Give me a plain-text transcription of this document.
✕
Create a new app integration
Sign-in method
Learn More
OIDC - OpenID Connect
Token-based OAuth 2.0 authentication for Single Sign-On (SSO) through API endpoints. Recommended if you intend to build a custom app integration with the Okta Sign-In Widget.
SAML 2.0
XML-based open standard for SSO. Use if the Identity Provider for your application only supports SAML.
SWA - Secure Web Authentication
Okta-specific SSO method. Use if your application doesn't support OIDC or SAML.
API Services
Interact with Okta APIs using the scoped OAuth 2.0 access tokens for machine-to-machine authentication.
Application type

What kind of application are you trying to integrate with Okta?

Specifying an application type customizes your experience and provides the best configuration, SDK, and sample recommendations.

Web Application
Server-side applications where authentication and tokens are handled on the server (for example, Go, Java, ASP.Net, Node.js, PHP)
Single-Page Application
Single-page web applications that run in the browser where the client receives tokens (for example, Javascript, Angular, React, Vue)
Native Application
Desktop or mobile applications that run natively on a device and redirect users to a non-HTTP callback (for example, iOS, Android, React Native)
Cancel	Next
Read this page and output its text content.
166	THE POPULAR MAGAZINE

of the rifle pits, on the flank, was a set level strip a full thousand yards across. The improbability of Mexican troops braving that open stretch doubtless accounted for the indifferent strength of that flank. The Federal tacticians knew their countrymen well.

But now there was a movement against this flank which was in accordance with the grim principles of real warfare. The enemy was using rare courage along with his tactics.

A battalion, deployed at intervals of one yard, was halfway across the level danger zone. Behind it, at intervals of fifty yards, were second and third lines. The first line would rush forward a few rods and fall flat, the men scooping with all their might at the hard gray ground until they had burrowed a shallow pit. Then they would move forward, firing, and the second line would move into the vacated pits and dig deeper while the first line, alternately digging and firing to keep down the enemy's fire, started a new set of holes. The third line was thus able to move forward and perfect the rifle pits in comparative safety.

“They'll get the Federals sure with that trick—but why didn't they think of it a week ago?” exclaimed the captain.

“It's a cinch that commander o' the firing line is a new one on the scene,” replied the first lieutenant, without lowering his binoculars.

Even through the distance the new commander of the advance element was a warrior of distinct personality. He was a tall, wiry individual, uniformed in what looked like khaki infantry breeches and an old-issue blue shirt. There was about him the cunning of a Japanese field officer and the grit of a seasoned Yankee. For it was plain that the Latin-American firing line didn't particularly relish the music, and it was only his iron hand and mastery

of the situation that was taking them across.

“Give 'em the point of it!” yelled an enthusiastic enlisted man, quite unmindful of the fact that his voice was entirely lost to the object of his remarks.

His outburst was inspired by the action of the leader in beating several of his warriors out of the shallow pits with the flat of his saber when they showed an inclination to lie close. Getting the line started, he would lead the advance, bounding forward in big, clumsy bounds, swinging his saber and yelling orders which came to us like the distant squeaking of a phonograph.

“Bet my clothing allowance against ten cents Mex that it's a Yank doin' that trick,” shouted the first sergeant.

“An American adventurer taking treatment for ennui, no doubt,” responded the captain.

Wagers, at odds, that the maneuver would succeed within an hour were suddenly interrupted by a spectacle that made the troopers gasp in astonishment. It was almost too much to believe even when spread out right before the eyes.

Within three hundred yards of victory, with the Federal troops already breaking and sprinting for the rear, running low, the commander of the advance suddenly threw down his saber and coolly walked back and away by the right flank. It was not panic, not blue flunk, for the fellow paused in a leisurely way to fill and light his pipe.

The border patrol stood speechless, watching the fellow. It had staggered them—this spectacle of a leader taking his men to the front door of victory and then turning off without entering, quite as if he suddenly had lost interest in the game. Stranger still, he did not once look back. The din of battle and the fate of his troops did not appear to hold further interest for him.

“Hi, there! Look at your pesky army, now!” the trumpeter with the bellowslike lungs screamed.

**Requirement**. Go through the records above and retype each one exactly.

**Exercise solution**.
Give me a plain-text transcription of this document.
✕
Create a new app integration
Sign-in method
Learn More
OIDC - OpenID Connect
Token-based OAuth 2.0 authentication for Single Sign-On (SSO) through API endpoints. Recommended if you intend to build a custom app integration with the Okta Sign-In Widget.
SAML 2.0
XML-based open standard for SSO. Use if the Identity Provider for your application only supports SAML.
SWA - Secure Web Authentication
Okta-specific SSO method. Use if your application doesn't support OIDC or SAML.
API Services
Interact with Okta APIs using the scoped OAuth 2.0 access tokens for machine-to-machine authentication.
Application type

What kind of application are you trying to integrate with Okta?

Specifying an application type customizes your experience and provides the best configuration, SDK, and sample recommendations.

Web Application
Server-side applications where authentication and tokens are handled on the server (for example, Go, Java, ASP.Net, Node.js, PHP)
Single-Page Application
Single-page web applications that run in the browser where the client receives tokens (for example, Javascript, Angular, React, Vue)
Native Application
Desktop or mobile applications that run natively on a device and redirect users to a non-HTTP callback (for example, iOS, Android, React Native)
Cancel	Next
Read this page and output its text content.
166	THE POPULAR MAGAZINE

of the rifle pits, on the flank, was a set level strip a full thousand yards across. The improbability of Mexican troops braving that open stretch doubtless accounted for the indifferent strength of that flank. The Federal tacticians knew their countrymen well.

But now there was a movement against this flank which was in accordance with the grim principles of real warfare. The enemy was using rare courage along with his tactics.

A battalion, deployed at intervals of one yard, was halfway across the level danger zone. Behind it, at intervals of fifty yards, were second and third lines. The first line would rush forward a few rods and fall flat, the men scooping with all their might at the hard gray ground until they had burrowed a shallow pit. Then they would move forward, firing, and the second line would move into the vacated pits and dig deeper while the first line, alternately digging and firing to keep down the enemy's fire, started a new set of holes. The third line was thus able to move forward and perfect the rifle pits in comparative safety.

“They'll get the Federals sure with that trick—but why didn't they think of it a week ago?” exclaimed the captain.

“It's a cinch that commander o' the firing line is a new one on the scene,” replied the first lieutenant, without lowering his binoculars.

Even through the distance the new commander of the advance element was a warrior of distinct personality. He was a tall, wiry individual, uniformed in what looked like khaki infantry breeches and an old-issue blue shirt. There was about him the cunning of a Japanese field officer and the grit of a seasoned Yankee. For it was plain that the Latin-American firing line didn't particularly relish the music, and it was only his iron hand and mastery

of the situation that was taking them across.

“Give 'em the point of it!” yelled an enthusiastic enlisted man, quite unmindful of the fact that his voice was entirely lost to the object of his remarks.

His outburst was inspired by the action of the leader in beating several of his warriors out of the shallow pits with the flat of his saber when they showed an inclination to lie close. Getting the line started, he would lead the advance, bounding forward in big, clumsy bounds, swinging his saber and yelling orders which came to us like the distant squeaking of a phonograph.

“Bet my clothing allowance against ten cents Mex that it's a Yank doin' that trick,” shouted the first sergeant.

“An American adventurer taking treatment for ennui, no doubt,” responded the captain.

Wagers, at odds, that the maneuver would succeed within an hour were suddenly interrupted by a spectacle that made the troopers gasp in astonishment. It was almost too much to believe even when spread out right before the eyes.

Within three hundred yards of victory, with the Federal troops already breaking and sprinting for the rear, running low, the commander of the advance suddenly threw down his saber and coolly walked back and away by the right flank. It was not panic, not blue flunk, for the fellow paused in a leisurely way to fill and light his pipe.

The border patrol stood speechless, watching the fellow. It had staggered them—this spectacle of a leader taking his men to the front door of victory and then turning off without entering, quite as if he suddenly had lost interest in the game. Stranger still, he did not once look back. The din of battle and the fate of his troops did not appear to hold further interest for him.

“Hi, there! Look at your pesky army, now!” the trumpeter with the bellowslike lungs screamed.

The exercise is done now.